### Short task:
Copy each of the entries below faithfully, setting aside any pictures.
----
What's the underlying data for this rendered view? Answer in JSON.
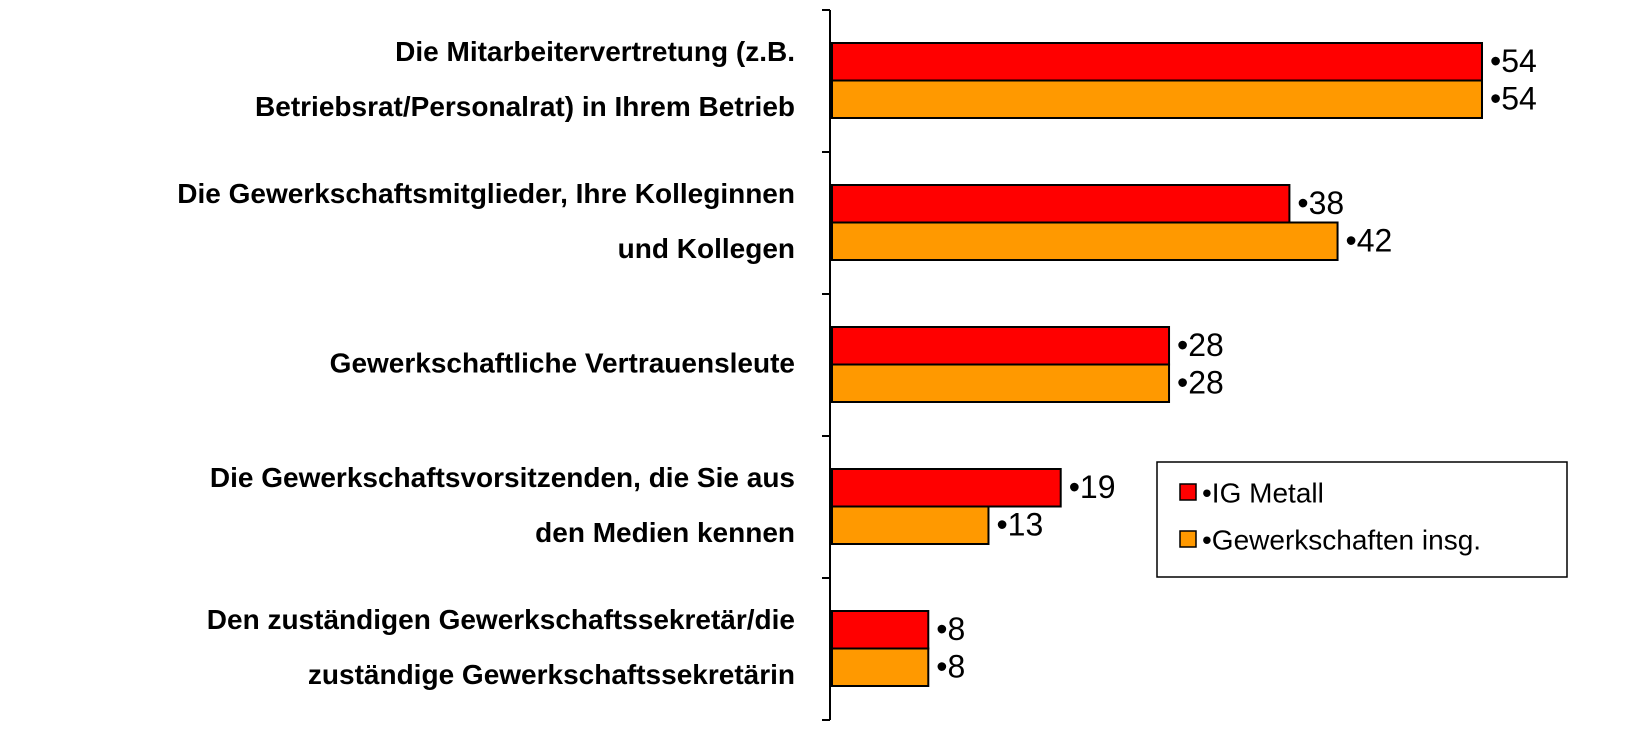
{
  "chart_data": {
    "type": "bar",
    "orientation": "horizontal",
    "categories": [
      [
        "Die Mitarbeitervertretung (z.B.",
        "Betriebsrat/Personalrat) in Ihrem Betrieb"
      ],
      [
        "Die Gewerkschaftsmitglieder, Ihre Kolleginnen",
        "und Kollegen"
      ],
      [
        "Gewerkschaftliche Vertrauensleute"
      ],
      [
        "Die Gewerkschaftsvorsitzenden, die Sie aus",
        "den Medien kennen"
      ],
      [
        "Den zuständigen Gewerkschaftssekretär/die",
        "zuständige Gewerkschaftssekretärin"
      ]
    ],
    "series": [
      {
        "name": "•IG Metall",
        "color": "#ff0000",
        "values": [
          54,
          38,
          28,
          19,
          8
        ],
        "value_labels": [
          "•54",
          "•38",
          "•28",
          "•19",
          "•8"
        ]
      },
      {
        "name": "•Gewerkschaften insg.",
        "color": "#ff9900",
        "values": [
          54,
          42,
          28,
          13,
          8
        ],
        "value_labels": [
          "•54",
          "•42",
          "•28",
          "•13",
          "•8"
        ]
      }
    ],
    "xlim": [
      0,
      60
    ],
    "legend": "lower right"
  }
}
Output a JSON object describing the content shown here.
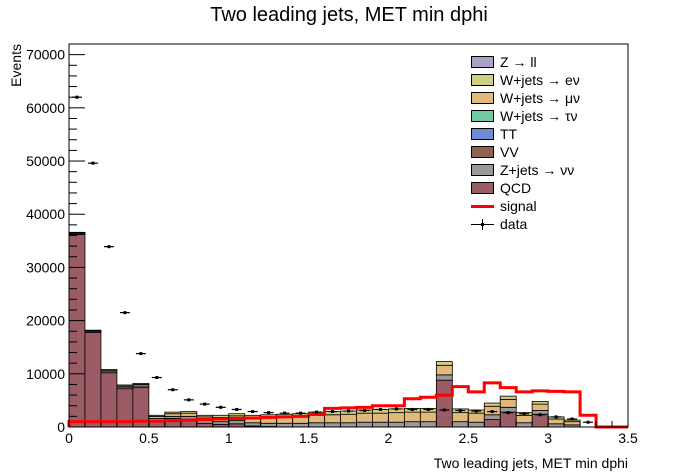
{
  "title": "Two leading jets, MET min dphi",
  "chart_data": {
    "type": "bar",
    "stacked": true,
    "title": "Two leading jets, MET min dphi",
    "xlabel": "Two leading jets, MET min dphi",
    "ylabel": "Events",
    "xlim": [
      0,
      3.5
    ],
    "ylim": [
      0,
      72000
    ],
    "xticks": [
      "0",
      "0.5",
      "1",
      "1.5",
      "2",
      "2.5",
      "3",
      "3.5"
    ],
    "yticks": [
      "0",
      "10000",
      "20000",
      "30000",
      "40000",
      "50000",
      "60000",
      "70000"
    ],
    "bin_width": 0.1,
    "legend_position": "top-right",
    "series": [
      {
        "name": "QCD",
        "color": "#9b5c66",
        "values": [
          36200,
          17800,
          10200,
          7200,
          7400,
          1200,
          1600,
          1500,
          700,
          500,
          600,
          200,
          100,
          0,
          0,
          0,
          0,
          0,
          0,
          0,
          0,
          0,
          0,
          8800,
          0,
          0,
          1400,
          2800,
          0,
          2400,
          0,
          0,
          0,
          0,
          0
        ]
      },
      {
        "name": "Z+jets → νν",
        "color": "#9a9a9a",
        "values": [
          200,
          200,
          300,
          300,
          300,
          400,
          400,
          500,
          500,
          500,
          600,
          600,
          600,
          700,
          700,
          800,
          800,
          800,
          900,
          900,
          900,
          1000,
          1000,
          1000,
          1000,
          900,
          900,
          900,
          800,
          700,
          600,
          400,
          0,
          0,
          0
        ]
      },
      {
        "name": "VV",
        "color": "#8c6151",
        "values": [
          0,
          0,
          0,
          0,
          0,
          0,
          0,
          0,
          0,
          0,
          0,
          0,
          0,
          0,
          0,
          0,
          0,
          0,
          0,
          0,
          0,
          0,
          0,
          0,
          0,
          0,
          0,
          0,
          0,
          0,
          0,
          0,
          0,
          0,
          0
        ]
      },
      {
        "name": "TT",
        "color": "#6d8ed6",
        "values": [
          0,
          0,
          0,
          0,
          0,
          0,
          0,
          0,
          0,
          0,
          0,
          0,
          0,
          0,
          0,
          0,
          0,
          0,
          0,
          0,
          0,
          0,
          0,
          0,
          0,
          0,
          0,
          0,
          0,
          0,
          0,
          0,
          0,
          0,
          0
        ]
      },
      {
        "name": "W+jets → τν",
        "color": "#6fcaa3",
        "values": [
          0,
          0,
          0,
          0,
          0,
          0,
          0,
          0,
          0,
          0,
          0,
          0,
          0,
          0,
          0,
          0,
          0,
          0,
          0,
          0,
          0,
          0,
          0,
          0,
          0,
          0,
          0,
          0,
          0,
          0,
          0,
          0,
          0,
          0,
          0
        ]
      },
      {
        "name": "W+jets → μν",
        "color": "#e2b87b",
        "values": [
          100,
          100,
          200,
          200,
          300,
          400,
          500,
          600,
          700,
          800,
          900,
          1000,
          1100,
          1200,
          1300,
          1400,
          1500,
          1600,
          1700,
          1700,
          1800,
          1800,
          1800,
          1800,
          1700,
          1700,
          1600,
          1500,
          1400,
          1200,
          900,
          600,
          0,
          0,
          0
        ]
      },
      {
        "name": "W+jets → eν",
        "color": "#cfcf83",
        "values": [
          100,
          100,
          100,
          200,
          200,
          200,
          300,
          300,
          300,
          400,
          400,
          400,
          500,
          500,
          500,
          600,
          600,
          600,
          600,
          700,
          700,
          700,
          700,
          700,
          700,
          600,
          600,
          600,
          500,
          500,
          400,
          300,
          0,
          0,
          0
        ]
      },
      {
        "name": "Z → ll",
        "color": "#aba0c6",
        "values": [
          0,
          0,
          0,
          0,
          0,
          0,
          0,
          0,
          0,
          0,
          0,
          0,
          0,
          0,
          0,
          0,
          0,
          0,
          0,
          0,
          0,
          0,
          0,
          0,
          0,
          0,
          0,
          0,
          0,
          0,
          0,
          0,
          0,
          0,
          0
        ]
      }
    ],
    "signal": {
      "name": "signal",
      "color": "#ff0000",
      "values": [
        1000,
        1000,
        1000,
        1000,
        1100,
        1100,
        1200,
        1300,
        1400,
        1500,
        1600,
        1700,
        1800,
        1900,
        2000,
        2400,
        3500,
        3600,
        3700,
        4000,
        4000,
        5300,
        5600,
        6000,
        7600,
        6600,
        8300,
        7400,
        6600,
        6800,
        6700,
        6600,
        2200,
        0,
        0
      ]
    },
    "data": {
      "name": "data",
      "color": "#000000",
      "values": [
        62000,
        49600,
        33900,
        21500,
        13800,
        9300,
        7000,
        5100,
        4300,
        3700,
        3300,
        2900,
        2700,
        2600,
        2600,
        2800,
        2900,
        3000,
        3100,
        3300,
        3400,
        3300,
        3300,
        3200,
        3100,
        3000,
        2900,
        2700,
        2500,
        2300,
        1900,
        1500,
        900,
        0,
        0
      ]
    }
  }
}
----
### Written response:
What's the underlying data for this rendered view? Answer in JSON.
{
  "chart_data": {
    "type": "bar",
    "orientation": "horizontal",
    "categories": [
      [
        "Die Mitarbeitervertretung (z.B.",
        "Betriebsrat/Personalrat) in Ihrem Betrieb"
      ],
      [
        "Die Gewerkschaftsmitglieder, Ihre Kolleginnen",
        "und Kollegen"
      ],
      [
        "Gewerkschaftliche Vertrauensleute"
      ],
      [
        "Die Gewerkschaftsvorsitzenden, die Sie aus",
        "den Medien kennen"
      ],
      [
        "Den zuständigen Gewerkschaftssekretär/die",
        "zuständige Gewerkschaftssekretärin"
      ]
    ],
    "series": [
      {
        "name": "•IG Metall",
        "color": "#ff0000",
        "values": [
          54,
          38,
          28,
          19,
          8
        ],
        "value_labels": [
          "•54",
          "•38",
          "•28",
          "•19",
          "•8"
        ]
      },
      {
        "name": "•Gewerkschaften insg.",
        "color": "#ff9900",
        "values": [
          54,
          42,
          28,
          13,
          8
        ],
        "value_labels": [
          "•54",
          "•42",
          "•28",
          "•13",
          "•8"
        ]
      }
    ],
    "xlim": [
      0,
      60
    ],
    "legend": "lower right"
  }
}
Output a JSON object describing the content shown here.
{
  "title": "Two leading jets, MET min dphi",
  "chart_data": {
    "type": "bar",
    "stacked": true,
    "title": "Two leading jets, MET min dphi",
    "xlabel": "Two leading jets, MET min dphi",
    "ylabel": "Events",
    "xlim": [
      0,
      3.5
    ],
    "ylim": [
      0,
      72000
    ],
    "xticks": [
      "0",
      "0.5",
      "1",
      "1.5",
      "2",
      "2.5",
      "3",
      "3.5"
    ],
    "yticks": [
      "0",
      "10000",
      "20000",
      "30000",
      "40000",
      "50000",
      "60000",
      "70000"
    ],
    "bin_width": 0.1,
    "legend_position": "top-right",
    "series": [
      {
        "name": "QCD",
        "color": "#9b5c66",
        "values": [
          36200,
          17800,
          10200,
          7200,
          7400,
          1200,
          1600,
          1500,
          700,
          500,
          600,
          200,
          100,
          0,
          0,
          0,
          0,
          0,
          0,
          0,
          0,
          0,
          0,
          8800,
          0,
          0,
          1400,
          2800,
          0,
          2400,
          0,
          0,
          0,
          0,
          0
        ]
      },
      {
        "name": "Z+jets → νν",
        "color": "#9a9a9a",
        "values": [
          200,
          200,
          300,
          300,
          300,
          400,
          400,
          500,
          500,
          500,
          600,
          600,
          600,
          700,
          700,
          800,
          800,
          800,
          900,
          900,
          900,
          1000,
          1000,
          1000,
          1000,
          900,
          900,
          900,
          800,
          700,
          600,
          400,
          0,
          0,
          0
        ]
      },
      {
        "name": "VV",
        "color": "#8c6151",
        "values": [
          0,
          0,
          0,
          0,
          0,
          0,
          0,
          0,
          0,
          0,
          0,
          0,
          0,
          0,
          0,
          0,
          0,
          0,
          0,
          0,
          0,
          0,
          0,
          0,
          0,
          0,
          0,
          0,
          0,
          0,
          0,
          0,
          0,
          0,
          0
        ]
      },
      {
        "name": "TT",
        "color": "#6d8ed6",
        "values": [
          0,
          0,
          0,
          0,
          0,
          0,
          0,
          0,
          0,
          0,
          0,
          0,
          0,
          0,
          0,
          0,
          0,
          0,
          0,
          0,
          0,
          0,
          0,
          0,
          0,
          0,
          0,
          0,
          0,
          0,
          0,
          0,
          0,
          0,
          0
        ]
      },
      {
        "name": "W+jets → τν",
        "color": "#6fcaa3",
        "values": [
          0,
          0,
          0,
          0,
          0,
          0,
          0,
          0,
          0,
          0,
          0,
          0,
          0,
          0,
          0,
          0,
          0,
          0,
          0,
          0,
          0,
          0,
          0,
          0,
          0,
          0,
          0,
          0,
          0,
          0,
          0,
          0,
          0,
          0,
          0
        ]
      },
      {
        "name": "W+jets → μν",
        "color": "#e2b87b",
        "values": [
          100,
          100,
          200,
          200,
          300,
          400,
          500,
          600,
          700,
          800,
          900,
          1000,
          1100,
          1200,
          1300,
          1400,
          1500,
          1600,
          1700,
          1700,
          1800,
          1800,
          1800,
          1800,
          1700,
          1700,
          1600,
          1500,
          1400,
          1200,
          900,
          600,
          0,
          0,
          0
        ]
      },
      {
        "name": "W+jets → eν",
        "color": "#cfcf83",
        "values": [
          100,
          100,
          100,
          200,
          200,
          200,
          300,
          300,
          300,
          400,
          400,
          400,
          500,
          500,
          500,
          600,
          600,
          600,
          600,
          700,
          700,
          700,
          700,
          700,
          700,
          600,
          600,
          600,
          500,
          500,
          400,
          300,
          0,
          0,
          0
        ]
      },
      {
        "name": "Z → ll",
        "color": "#aba0c6",
        "values": [
          0,
          0,
          0,
          0,
          0,
          0,
          0,
          0,
          0,
          0,
          0,
          0,
          0,
          0,
          0,
          0,
          0,
          0,
          0,
          0,
          0,
          0,
          0,
          0,
          0,
          0,
          0,
          0,
          0,
          0,
          0,
          0,
          0,
          0,
          0
        ]
      }
    ],
    "signal": {
      "name": "signal",
      "color": "#ff0000",
      "values": [
        1000,
        1000,
        1000,
        1000,
        1100,
        1100,
        1200,
        1300,
        1400,
        1500,
        1600,
        1700,
        1800,
        1900,
        2000,
        2400,
        3500,
        3600,
        3700,
        4000,
        4000,
        5300,
        5600,
        6000,
        7600,
        6600,
        8300,
        7400,
        6600,
        6800,
        6700,
        6600,
        2200,
        0,
        0
      ]
    },
    "data": {
      "name": "data",
      "color": "#000000",
      "values": [
        62000,
        49600,
        33900,
        21500,
        13800,
        9300,
        7000,
        5100,
        4300,
        3700,
        3300,
        2900,
        2700,
        2600,
        2600,
        2800,
        2900,
        3000,
        3100,
        3300,
        3400,
        3300,
        3300,
        3200,
        3100,
        3000,
        2900,
        2700,
        2500,
        2300,
        1900,
        1500,
        900,
        0,
        0
      ]
    }
  }
}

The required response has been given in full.